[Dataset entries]
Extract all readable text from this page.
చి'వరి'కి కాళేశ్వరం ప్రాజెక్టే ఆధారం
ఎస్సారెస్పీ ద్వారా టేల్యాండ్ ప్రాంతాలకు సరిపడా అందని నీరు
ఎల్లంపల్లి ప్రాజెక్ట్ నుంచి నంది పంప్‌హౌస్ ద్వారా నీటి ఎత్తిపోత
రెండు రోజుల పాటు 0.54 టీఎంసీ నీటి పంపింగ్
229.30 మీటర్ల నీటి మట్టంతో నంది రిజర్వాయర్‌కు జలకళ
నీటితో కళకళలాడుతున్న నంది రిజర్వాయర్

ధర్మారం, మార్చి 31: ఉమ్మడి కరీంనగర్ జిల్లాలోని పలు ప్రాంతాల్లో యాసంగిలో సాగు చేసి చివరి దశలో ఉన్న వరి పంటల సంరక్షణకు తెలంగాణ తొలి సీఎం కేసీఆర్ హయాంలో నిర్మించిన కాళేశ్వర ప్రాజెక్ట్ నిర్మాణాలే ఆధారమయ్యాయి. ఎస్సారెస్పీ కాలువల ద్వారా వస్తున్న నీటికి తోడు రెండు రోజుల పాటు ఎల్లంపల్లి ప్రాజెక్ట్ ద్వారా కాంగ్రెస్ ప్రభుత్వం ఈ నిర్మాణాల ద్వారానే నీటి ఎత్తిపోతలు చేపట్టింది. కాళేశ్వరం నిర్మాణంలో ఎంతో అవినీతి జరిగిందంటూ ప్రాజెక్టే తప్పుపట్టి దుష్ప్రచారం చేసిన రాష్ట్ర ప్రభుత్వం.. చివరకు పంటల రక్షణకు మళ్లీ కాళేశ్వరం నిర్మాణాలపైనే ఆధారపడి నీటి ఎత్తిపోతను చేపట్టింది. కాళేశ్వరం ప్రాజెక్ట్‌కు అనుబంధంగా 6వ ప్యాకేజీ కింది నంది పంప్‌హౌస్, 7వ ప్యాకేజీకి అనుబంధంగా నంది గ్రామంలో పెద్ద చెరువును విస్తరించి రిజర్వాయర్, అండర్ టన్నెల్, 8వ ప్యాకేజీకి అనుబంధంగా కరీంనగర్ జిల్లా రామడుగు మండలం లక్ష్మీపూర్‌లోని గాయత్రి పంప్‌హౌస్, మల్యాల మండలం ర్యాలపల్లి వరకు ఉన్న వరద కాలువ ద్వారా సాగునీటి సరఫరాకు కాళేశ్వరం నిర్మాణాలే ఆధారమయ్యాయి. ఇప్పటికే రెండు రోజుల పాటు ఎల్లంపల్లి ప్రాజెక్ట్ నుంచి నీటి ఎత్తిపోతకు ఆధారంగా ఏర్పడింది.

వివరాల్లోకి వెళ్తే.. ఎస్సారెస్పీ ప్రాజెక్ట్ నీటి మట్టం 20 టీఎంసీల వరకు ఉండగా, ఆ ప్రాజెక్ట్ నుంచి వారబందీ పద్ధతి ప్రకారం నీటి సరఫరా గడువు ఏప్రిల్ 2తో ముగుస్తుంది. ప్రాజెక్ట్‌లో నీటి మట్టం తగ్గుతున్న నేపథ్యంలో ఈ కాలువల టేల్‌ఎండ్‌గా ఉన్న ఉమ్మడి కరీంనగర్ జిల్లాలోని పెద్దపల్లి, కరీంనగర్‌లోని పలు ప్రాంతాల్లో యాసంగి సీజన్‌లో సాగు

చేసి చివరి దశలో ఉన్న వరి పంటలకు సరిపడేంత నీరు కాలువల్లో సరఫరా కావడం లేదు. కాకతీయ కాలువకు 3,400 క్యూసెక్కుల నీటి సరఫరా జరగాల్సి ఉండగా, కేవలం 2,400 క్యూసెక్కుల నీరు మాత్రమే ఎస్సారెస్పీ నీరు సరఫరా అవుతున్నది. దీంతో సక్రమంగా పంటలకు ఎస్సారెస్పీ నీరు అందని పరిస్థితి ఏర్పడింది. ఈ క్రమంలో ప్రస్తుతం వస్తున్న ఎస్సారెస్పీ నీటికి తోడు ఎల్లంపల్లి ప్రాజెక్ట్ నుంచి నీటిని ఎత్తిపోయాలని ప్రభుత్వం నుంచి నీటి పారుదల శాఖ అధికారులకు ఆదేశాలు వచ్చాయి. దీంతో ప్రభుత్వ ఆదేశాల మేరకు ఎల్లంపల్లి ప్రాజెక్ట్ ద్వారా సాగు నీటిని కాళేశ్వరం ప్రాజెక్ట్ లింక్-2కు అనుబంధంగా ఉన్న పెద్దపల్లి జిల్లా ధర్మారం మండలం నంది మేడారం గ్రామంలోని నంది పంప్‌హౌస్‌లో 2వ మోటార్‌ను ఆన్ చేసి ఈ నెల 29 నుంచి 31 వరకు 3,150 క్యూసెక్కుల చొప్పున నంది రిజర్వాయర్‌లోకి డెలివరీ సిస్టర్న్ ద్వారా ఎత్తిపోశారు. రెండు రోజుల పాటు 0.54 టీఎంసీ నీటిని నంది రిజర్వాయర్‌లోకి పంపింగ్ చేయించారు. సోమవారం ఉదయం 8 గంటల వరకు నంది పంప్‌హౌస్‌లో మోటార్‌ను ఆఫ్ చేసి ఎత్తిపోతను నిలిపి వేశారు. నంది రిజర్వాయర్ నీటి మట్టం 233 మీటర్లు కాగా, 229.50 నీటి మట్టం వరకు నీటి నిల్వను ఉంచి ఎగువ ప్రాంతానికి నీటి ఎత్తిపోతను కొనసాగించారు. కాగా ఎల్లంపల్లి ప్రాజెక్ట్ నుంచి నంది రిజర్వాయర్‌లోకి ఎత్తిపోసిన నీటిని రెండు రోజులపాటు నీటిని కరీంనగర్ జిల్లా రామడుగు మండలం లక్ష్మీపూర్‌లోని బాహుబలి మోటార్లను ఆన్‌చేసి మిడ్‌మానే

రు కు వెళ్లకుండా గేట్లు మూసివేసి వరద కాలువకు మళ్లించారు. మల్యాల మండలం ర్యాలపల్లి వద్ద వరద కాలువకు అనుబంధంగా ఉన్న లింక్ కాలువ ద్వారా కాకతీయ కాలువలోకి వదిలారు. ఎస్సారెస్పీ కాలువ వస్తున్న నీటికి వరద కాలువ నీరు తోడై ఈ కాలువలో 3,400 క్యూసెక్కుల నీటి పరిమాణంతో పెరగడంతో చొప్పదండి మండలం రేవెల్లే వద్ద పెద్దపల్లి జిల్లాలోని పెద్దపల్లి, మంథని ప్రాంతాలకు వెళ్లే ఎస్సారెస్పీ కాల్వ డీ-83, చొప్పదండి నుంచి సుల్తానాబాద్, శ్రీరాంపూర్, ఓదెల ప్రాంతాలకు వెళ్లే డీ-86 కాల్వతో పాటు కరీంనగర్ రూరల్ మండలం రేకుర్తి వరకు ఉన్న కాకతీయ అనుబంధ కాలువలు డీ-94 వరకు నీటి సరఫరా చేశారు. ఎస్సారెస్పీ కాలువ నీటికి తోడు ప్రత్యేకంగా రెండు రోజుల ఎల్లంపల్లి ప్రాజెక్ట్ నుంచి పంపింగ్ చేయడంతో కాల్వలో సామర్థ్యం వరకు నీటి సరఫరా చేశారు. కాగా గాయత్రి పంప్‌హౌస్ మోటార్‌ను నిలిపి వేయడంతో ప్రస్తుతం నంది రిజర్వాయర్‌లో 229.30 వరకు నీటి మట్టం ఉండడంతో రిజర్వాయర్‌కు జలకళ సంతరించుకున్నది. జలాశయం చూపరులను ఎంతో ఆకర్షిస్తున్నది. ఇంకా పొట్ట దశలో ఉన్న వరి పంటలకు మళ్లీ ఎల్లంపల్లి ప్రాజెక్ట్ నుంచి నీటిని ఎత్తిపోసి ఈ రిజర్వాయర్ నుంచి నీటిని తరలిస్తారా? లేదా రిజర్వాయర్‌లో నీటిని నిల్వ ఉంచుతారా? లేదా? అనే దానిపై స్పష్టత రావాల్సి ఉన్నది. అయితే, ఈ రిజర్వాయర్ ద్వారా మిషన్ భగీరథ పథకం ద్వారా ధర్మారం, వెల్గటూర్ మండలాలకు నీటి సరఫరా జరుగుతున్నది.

**WHAT YOU NEED TO DO:** Lines that hold "జలకళ" are the ones to copy; find all of them.

**FULL OUTPUT:**
229.30 మీటర్ల నీటి మట్టంతో నంది రిజర్వాయర్‌కు జలకళ
రు కు వెళ్లకుండా గేట్లు మూసివేసి వరద కాలువకు మళ్లించారు. మల్యాల మండలం ర్యాలపల్లి వద్ద వరద కాలువకు అనుబంధంగా ఉన్న లింక్ కాలువ ద్వారా కాకతీయ కాలువలోకి వదిలారు. ఎస్సారెస్పీ కాలువ వస్తున్న నీటికి వరద కాలువ నీరు తోడై ఈ కాలువలో 3,400 క్యూసెక్కుల నీటి పరిమాణంతో పెరగడంతో చొప్పదండి మండలం రేవెల్లే వద్ద పెద్దపల్లి జిల్లాలోని పెద్దపల్లి, మంథని ప్రాంతాలకు వెళ్లే ఎస్సారెస్పీ కాల్వ డీ-83, చొప్పదండి నుంచి సుల్తానాబాద్, శ్రీరాంపూర్, ఓదెల ప్రాంతాలకు వెళ్లే డీ-86 కాల్వతో పాటు కరీంనగర్ రూరల్ మండలం రేకుర్తి వరకు ఉన్న కాకతీయ అనుబంధ కాలువలు డీ-94 వరకు నీటి సరఫరా చేశారు. ఎస్సారెస్పీ కాలువ నీటికి తోడు ప్రత్యేకంగా రెండు రోజుల ఎల్లంపల్లి ప్రాజెక్ట్ నుంచి పంపింగ్ చేయడంతో కాల్వలో సామర్థ్యం వరకు నీటి సరఫరా చేశారు. కాగా గాయత్రి పంప్‌హౌస్ మోటార్‌ను నిలిపి వేయడంతో ప్రస్తుతం నంది రిజర్వాయర్‌లో 229.30 వరకు నీటి మట్టం ఉండడంతో రిజర్వాయర్‌కు జలకళ సంతరించుకున్నది. జలాశయం చూపరులను ఎంతో ఆకర్షిస్తున్నది. ఇంకా పొట్ట దశలో ఉన్న వరి పంటలకు మళ్లీ ఎల్లంపల్లి ప్రాజెక్ట్ నుంచి నీటిని ఎత్తిపోసి ఈ రిజర్వాయర్ నుంచి నీటిని తరలిస్తారా? లేదా రిజర్వాయర్‌లో నీటిని నిల్వ ఉంచుతారా? లేదా? అనే దానిపై స్పష్టత రావాల్సి ఉన్నది. అయితే, ఈ రిజర్వాయర్ ద్వారా మిషన్ భగీరథ పథకం ద్వారా ధర్మారం, వెల్గటూర్ మండలాలకు నీటి సరఫరా జరుగుతున్నది.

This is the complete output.